··· Given passage ···

Updates to API

Breaking Changes Policy

At Billwerk+ Transform, we are dedicated to the continuous improvement of our API. We recognize that changes are integral to progress and are committed to advancing our services. However, we understand that changes can affect our users' operations, and we manage these transitions.

What Constitutes a Breaking Change?

The following are considered breaking changes:

  • Removing Properties: Eliminating fields or properties from existing models.
  • Renaming Properties: Changes to the names of properties, except case sensitivity adjustments.

We will inform users about breaking changes directly and provide a transition period to adapt to new changes.

For detailed advice on integration practices and handling changes, contact us at [email protected].

Please note that not every change warrants direct communication. Some changes, by our definition, are non-breaking and will be handled as such:

  • New Enum Values: Adding new values to existing enums is non-breaking.
  • Additional Properties: Adding fields to existing models does not require changes to consumer code.
  • New Endpoints: Introducing additional API functionality is considered an additive change.
  • Case Sensitivity: Our API accepts all case variants of property names, and changes to cases in documentation do not affect integration.

··· Data supplied ···

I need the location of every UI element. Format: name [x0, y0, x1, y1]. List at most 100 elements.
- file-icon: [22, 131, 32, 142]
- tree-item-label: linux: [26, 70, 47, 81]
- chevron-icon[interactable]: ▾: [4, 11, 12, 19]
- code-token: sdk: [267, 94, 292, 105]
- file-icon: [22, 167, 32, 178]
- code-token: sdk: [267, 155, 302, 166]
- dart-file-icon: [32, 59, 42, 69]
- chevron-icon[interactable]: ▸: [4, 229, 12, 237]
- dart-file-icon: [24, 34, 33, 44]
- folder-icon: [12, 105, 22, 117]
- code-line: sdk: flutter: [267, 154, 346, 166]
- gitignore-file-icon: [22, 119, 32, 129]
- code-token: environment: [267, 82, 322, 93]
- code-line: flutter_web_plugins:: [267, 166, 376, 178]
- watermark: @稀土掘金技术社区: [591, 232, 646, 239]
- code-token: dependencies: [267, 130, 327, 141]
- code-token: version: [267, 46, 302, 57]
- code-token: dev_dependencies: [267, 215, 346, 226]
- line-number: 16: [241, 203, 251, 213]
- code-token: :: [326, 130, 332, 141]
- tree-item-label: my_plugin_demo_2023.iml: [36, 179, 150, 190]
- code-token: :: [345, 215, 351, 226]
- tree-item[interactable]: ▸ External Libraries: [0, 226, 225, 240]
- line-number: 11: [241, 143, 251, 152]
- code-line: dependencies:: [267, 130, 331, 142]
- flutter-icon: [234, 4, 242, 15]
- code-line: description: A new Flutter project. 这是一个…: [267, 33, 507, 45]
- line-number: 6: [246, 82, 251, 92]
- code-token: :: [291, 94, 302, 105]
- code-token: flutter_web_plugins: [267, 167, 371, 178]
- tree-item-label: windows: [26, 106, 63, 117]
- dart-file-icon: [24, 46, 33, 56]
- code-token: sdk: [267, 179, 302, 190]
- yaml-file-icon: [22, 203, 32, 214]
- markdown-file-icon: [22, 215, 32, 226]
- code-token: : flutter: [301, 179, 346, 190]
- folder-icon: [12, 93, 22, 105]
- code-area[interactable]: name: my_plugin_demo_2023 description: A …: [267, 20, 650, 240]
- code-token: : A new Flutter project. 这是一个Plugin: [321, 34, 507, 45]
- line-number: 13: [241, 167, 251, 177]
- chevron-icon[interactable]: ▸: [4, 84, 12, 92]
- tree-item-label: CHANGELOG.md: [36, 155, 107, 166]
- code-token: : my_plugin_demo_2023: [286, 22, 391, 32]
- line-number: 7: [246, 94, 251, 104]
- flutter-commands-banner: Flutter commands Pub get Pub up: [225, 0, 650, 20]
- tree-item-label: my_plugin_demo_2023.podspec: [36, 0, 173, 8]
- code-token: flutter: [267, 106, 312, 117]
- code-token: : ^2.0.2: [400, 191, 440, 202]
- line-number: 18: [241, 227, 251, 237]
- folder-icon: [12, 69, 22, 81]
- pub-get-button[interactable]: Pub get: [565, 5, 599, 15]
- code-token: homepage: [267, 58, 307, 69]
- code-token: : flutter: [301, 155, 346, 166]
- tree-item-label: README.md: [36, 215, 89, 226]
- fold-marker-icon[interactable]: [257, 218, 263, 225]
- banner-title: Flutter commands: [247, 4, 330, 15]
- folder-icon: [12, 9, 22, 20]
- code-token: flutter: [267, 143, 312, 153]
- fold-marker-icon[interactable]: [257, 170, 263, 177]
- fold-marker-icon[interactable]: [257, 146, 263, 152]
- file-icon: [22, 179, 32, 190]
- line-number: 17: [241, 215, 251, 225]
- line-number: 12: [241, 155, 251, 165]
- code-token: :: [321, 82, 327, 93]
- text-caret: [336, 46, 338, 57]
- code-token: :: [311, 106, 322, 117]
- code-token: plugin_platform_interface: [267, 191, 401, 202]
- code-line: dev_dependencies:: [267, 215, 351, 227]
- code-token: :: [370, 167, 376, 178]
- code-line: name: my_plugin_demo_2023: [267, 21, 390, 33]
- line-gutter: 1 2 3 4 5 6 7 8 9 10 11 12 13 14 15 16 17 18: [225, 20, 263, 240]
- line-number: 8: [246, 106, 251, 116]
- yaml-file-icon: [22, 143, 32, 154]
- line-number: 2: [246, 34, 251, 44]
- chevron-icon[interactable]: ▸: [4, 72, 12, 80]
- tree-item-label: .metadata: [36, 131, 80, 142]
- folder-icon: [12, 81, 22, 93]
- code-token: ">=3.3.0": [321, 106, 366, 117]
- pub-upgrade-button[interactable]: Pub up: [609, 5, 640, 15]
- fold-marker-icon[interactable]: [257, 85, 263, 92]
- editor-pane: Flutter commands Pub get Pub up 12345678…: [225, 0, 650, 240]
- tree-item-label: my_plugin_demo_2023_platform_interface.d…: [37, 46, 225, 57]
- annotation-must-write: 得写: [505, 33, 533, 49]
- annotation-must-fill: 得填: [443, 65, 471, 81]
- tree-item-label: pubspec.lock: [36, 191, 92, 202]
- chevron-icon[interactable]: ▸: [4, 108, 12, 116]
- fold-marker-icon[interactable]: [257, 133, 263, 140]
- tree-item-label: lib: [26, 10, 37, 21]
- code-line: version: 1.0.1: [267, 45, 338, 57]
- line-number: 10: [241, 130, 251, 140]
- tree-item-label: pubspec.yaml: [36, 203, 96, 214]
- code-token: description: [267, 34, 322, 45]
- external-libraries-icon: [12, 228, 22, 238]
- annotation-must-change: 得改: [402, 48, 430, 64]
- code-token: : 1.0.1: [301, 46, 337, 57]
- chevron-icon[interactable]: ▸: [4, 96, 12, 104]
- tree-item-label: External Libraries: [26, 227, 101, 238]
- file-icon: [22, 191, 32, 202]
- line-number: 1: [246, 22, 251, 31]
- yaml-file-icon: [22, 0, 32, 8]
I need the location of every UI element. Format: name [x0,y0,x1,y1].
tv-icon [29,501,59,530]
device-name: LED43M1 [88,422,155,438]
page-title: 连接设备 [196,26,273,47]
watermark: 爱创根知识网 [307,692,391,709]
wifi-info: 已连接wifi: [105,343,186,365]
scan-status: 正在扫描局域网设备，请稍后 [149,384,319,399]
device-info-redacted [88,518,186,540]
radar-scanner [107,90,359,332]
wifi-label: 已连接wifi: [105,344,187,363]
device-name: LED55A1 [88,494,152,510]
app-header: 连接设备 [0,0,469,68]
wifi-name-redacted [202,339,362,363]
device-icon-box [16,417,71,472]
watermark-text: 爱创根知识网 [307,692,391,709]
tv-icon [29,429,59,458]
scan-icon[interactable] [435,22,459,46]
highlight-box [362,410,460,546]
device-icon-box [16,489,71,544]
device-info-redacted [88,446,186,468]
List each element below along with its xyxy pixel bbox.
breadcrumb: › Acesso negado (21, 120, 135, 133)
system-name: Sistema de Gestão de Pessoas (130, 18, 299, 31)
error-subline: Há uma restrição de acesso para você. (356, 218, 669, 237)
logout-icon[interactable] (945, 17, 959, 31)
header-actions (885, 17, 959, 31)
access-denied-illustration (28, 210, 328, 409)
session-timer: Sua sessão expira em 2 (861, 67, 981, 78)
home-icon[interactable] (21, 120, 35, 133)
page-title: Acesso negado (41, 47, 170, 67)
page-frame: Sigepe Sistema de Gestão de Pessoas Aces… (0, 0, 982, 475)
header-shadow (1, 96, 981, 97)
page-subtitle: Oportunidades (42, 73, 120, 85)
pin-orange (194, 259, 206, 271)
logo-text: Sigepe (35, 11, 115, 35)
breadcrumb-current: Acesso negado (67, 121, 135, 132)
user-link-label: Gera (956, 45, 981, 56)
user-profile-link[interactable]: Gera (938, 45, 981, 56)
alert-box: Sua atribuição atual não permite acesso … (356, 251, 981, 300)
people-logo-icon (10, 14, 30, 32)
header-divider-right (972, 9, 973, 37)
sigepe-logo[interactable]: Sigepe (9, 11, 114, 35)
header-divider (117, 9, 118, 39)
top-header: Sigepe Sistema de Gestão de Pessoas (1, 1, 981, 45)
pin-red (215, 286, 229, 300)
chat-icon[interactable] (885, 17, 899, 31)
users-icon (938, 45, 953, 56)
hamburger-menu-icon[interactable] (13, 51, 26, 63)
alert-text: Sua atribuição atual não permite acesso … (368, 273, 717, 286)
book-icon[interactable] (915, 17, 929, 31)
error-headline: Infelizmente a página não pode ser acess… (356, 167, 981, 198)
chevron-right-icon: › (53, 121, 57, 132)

···

• Activity A:
In the breaking changes policy, what do users get to adapt to breaking changes?
• Activity B:
Print the part of the breaking changes policy starting with "Updates to API" and going on through "a Breaking Change?".
• Activity C:
Write what comes next in the Billwerk+ Transform breaking changes policy, picking up after its last sentence.
The entries have nothing to do with the breaking changes policy.

• Final answer A:
A transition period.

• Final answer B:
Updates to API

Breaking Changes Policy

At Billwerk+ Transform, we are dedicated to the continuous improvement of our API. We recognize that changes are integral to progress and are committed to advancing our services. However, we understand that changes can affect our users' operations, and we manage these transitions.

What Constitutes a Breaking Change?

• Final answer C:
  • Renaming DTO

We recommend designing your integration to be resilient to changes. Expect and ignore new, unexpected types, enum values, or fields to ensure seamless continuity.

Example: Modifying DTOs Without Breaking

To clarify how non-breaking changes might look in practice, consider the following evolution of an API:

Initial Version

class FooDTO
    string Name;
    DateTime CreatedAt;

The first version of the API supports a GET /foo that returns a FooDTO with Name and CreatedAt fields.

Subsequent Version

In a later version, if we add a PUT /foo endpoint, we can reorganize the FooDTO without causing a breaking change:

class FooDTO // Used by `PUT /foo`
    string Name;

class FooReadDTO : FooDTO // Returned from `GET /foo`
    DateTime CreatedAt;

By splitting FooDTO into FooDTO for the PUT request and FooReadDTO for the GET response, we ensure backward compatibility while supporting clear and focused data structures for each operation.